■ Short exercise
Repeat the material exactly, every line of it.

■ Information given

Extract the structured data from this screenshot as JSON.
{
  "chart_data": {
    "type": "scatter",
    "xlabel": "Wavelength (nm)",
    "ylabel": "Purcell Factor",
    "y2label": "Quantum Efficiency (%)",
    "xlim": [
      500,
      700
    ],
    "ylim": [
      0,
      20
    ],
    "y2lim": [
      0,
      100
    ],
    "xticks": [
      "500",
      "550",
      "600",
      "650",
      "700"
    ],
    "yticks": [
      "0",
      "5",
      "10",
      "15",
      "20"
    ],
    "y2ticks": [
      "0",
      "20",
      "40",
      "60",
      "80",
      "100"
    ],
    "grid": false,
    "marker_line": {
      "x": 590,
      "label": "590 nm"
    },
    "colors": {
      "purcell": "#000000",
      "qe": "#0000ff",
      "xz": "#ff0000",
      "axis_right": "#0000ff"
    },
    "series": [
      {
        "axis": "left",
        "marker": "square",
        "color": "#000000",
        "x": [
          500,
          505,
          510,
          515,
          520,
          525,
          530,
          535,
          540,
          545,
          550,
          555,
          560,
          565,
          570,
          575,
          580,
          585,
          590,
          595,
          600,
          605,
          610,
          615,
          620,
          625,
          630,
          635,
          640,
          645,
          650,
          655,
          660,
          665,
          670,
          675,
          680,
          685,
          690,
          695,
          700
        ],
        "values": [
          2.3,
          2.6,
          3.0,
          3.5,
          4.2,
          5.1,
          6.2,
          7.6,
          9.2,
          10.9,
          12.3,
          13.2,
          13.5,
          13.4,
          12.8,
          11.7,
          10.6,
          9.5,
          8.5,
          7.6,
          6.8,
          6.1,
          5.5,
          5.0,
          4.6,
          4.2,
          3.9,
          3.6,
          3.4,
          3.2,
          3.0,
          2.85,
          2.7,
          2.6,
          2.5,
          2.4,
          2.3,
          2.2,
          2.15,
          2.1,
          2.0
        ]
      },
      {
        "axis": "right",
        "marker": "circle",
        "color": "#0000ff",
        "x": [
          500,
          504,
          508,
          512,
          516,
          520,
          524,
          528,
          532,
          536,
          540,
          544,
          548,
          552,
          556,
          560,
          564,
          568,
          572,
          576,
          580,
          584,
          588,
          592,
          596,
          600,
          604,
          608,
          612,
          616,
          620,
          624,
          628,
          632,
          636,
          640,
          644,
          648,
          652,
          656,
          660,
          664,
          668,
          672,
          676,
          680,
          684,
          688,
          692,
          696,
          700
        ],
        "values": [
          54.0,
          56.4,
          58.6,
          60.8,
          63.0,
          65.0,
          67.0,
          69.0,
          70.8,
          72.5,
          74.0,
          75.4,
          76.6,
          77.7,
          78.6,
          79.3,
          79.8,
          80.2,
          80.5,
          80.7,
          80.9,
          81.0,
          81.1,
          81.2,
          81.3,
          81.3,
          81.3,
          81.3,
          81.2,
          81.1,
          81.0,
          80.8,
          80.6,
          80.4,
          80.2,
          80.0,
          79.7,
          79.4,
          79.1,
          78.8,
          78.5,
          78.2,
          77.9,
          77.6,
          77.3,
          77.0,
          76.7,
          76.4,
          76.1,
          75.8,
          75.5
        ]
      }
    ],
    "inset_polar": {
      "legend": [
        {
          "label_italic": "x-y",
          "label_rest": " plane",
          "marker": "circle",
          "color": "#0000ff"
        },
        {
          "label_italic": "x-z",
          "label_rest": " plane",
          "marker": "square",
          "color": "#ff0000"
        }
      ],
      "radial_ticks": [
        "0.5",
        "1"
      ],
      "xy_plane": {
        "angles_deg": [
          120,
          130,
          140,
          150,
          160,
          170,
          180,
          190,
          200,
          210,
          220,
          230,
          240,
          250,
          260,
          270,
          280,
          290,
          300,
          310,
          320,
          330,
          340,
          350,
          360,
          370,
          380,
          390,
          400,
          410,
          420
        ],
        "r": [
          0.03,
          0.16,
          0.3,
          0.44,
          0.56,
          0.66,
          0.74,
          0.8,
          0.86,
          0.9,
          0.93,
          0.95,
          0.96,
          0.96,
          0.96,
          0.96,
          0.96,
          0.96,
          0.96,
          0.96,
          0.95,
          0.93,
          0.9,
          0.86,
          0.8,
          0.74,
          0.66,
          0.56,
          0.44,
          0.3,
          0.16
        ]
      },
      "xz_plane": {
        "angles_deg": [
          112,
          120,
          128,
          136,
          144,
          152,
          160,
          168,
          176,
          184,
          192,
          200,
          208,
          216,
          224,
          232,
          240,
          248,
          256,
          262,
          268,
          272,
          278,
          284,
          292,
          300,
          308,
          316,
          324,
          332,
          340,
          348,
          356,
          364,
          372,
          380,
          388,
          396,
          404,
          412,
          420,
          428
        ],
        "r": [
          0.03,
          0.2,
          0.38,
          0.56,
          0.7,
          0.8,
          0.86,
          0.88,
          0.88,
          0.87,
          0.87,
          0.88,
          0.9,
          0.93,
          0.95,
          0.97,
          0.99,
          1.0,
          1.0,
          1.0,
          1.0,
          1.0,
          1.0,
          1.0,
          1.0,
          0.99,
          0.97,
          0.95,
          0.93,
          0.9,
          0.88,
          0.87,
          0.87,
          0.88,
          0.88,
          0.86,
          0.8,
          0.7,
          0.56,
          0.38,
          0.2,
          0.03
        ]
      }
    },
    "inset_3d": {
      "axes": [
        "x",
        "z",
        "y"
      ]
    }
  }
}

■ Exercise answer
Extract the structured data from this screenshot as JSON.
{
  "chart_data": {
    "type": "scatter",
    "xlabel": "Wavelength (nm)",
    "ylabel": "Purcell Factor",
    "y2label": "Quantum Efficiency (%)",
    "xlim": [
      500,
      700
    ],
    "ylim": [
      0,
      20
    ],
    "y2lim": [
      0,
      100
    ],
    "xticks": [
      "500",
      "550",
      "600",
      "650",
      "700"
    ],
    "yticks": [
      "0",
      "5",
      "10",
      "15",
      "20"
    ],
    "y2ticks": [
      "0",
      "20",
      "40",
      "60",
      "80",
      "100"
    ],
    "grid": false,
    "marker_line": {
      "x": 590,
      "label": "590 nm"
    },
    "colors": {
      "purcell": "#000000",
      "qe": "#0000ff",
      "xz": "#ff0000",
      "axis_right": "#0000ff"
    },
    "series": [
      {
        "axis": "left",
        "marker": "square",
        "color": "#000000",
        "x": [
          500,
          505,
          510,
          515,
          520,
          525,
          530,
          535,
          540,
          545,
          550,
          555,
          560,
          565,
          570,
          575,
          580,
          585,
          590,
          595,
          600,
          605,
          610,
          615,
          620,
          625,
          630,
          635,
          640,
          645,
          650,
          655,
          660,
          665,
          670,
          675,
          680,
          685,
          690,
          695,
          700
        ],
        "values": [
          2.3,
          2.6,
          3.0,
          3.5,
          4.2,
          5.1,
          6.2,
          7.6,
          9.2,
          10.9,
          12.3,
          13.2,
          13.5,
          13.4,
          12.8,
          11.7,
          10.6,
          9.5,
          8.5,
          7.6,
          6.8,
          6.1,
          5.5,
          5.0,
          4.6,
          4.2,
          3.9,
          3.6,
          3.4,
          3.2,
          3.0,
          2.85,
          2.7,
          2.6,
          2.5,
          2.4,
          2.3,
          2.2,
          2.15,
          2.1,
          2.0
        ]
      },
      {
        "axis": "right",
        "marker": "circle",
        "color": "#0000ff",
        "x": [
          500,
          504,
          508,
          512,
          516,
          520,
          524,
          528,
          532,
          536,
          540,
          544,
          548,
          552,
          556,
          560,
          564,
          568,
          572,
          576,
          580,
          584,
          588,
          592,
          596,
          600,
          604,
          608,
          612,
          616,
          620,
          624,
          628,
          632,
          636,
          640,
          644,
          648,
          652,
          656,
          660,
          664,
          668,
          672,
          676,
          680,
          684,
          688,
          692,
          696,
          700
        ],
        "values": [
          54.0,
          56.4,
          58.6,
          60.8,
          63.0,
          65.0,
          67.0,
          69.0,
          70.8,
          72.5,
          74.0,
          75.4,
          76.6,
          77.7,
          78.6,
          79.3,
          79.8,
          80.2,
          80.5,
          80.7,
          80.9,
          81.0,
          81.1,
          81.2,
          81.3,
          81.3,
          81.3,
          81.3,
          81.2,
          81.1,
          81.0,
          80.8,
          80.6,
          80.4,
          80.2,
          80.0,
          79.7,
          79.4,
          79.1,
          78.8,
          78.5,
          78.2,
          77.9,
          77.6,
          77.3,
          77.0,
          76.7,
          76.4,
          76.1,
          75.8,
          75.5
        ]
      }
    ],
    "inset_polar": {
      "legend": [
        {
          "label_italic": "x-y",
          "label_rest": " plane",
          "marker": "circle",
          "color": "#0000ff"
        },
        {
          "label_italic": "x-z",
          "label_rest": " plane",
          "marker": "square",
          "color": "#ff0000"
        }
      ],
      "radial_ticks": [
        "0.5",
        "1"
      ],
      "xy_plane": {
        "angles_deg": [
          120,
          130,
          140,
          150,
          160,
          170,
          180,
          190,
          200,
          210,
          220,
          230,
          240,
          250,
          260,
          270,
          280,
          290,
          300,
          310,
          320,
          330,
          340,
          350,
          360,
          370,
          380,
          390,
          400,
          410,
          420
        ],
        "r": [
          0.03,
          0.16,
          0.3,
          0.44,
          0.56,
          0.66,
          0.74,
          0.8,
          0.86,
          0.9,
          0.93,
          0.95,
          0.96,
          0.96,
          0.96,
          0.96,
          0.96,
          0.96,
          0.96,
          0.96,
          0.95,
          0.93,
          0.9,
          0.86,
          0.8,
          0.74,
          0.66,
          0.56,
          0.44,
          0.3,
          0.16
        ]
      },
      "xz_plane": {
        "angles_deg": [
          112,
          120,
          128,
          136,
          144,
          152,
          160,
          168,
          176,
          184,
          192,
          200,
          208,
          216,
          224,
          232,
          240,
          248,
          256,
          262,
          268,
          272,
          278,
          284,
          292,
          300,
          308,
          316,
          324,
          332,
          340,
          348,
          356,
          364,
          372,
          380,
          388,
          396,
          404,
          412,
          420,
          428
        ],
        "r": [
          0.03,
          0.2,
          0.38,
          0.56,
          0.7,
          0.8,
          0.86,
          0.88,
          0.88,
          0.87,
          0.87,
          0.88,
          0.9,
          0.93,
          0.95,
          0.97,
          0.99,
          1.0,
          1.0,
          1.0,
          1.0,
          1.0,
          1.0,
          1.0,
          1.0,
          0.99,
          0.97,
          0.95,
          0.93,
          0.9,
          0.88,
          0.87,
          0.87,
          0.88,
          0.88,
          0.86,
          0.8,
          0.7,
          0.56,
          0.38,
          0.2,
          0.03
        ]
      }
    },
    "inset_3d": {
      "axes": [
        "x",
        "z",
        "y"
      ]
    }
  }
}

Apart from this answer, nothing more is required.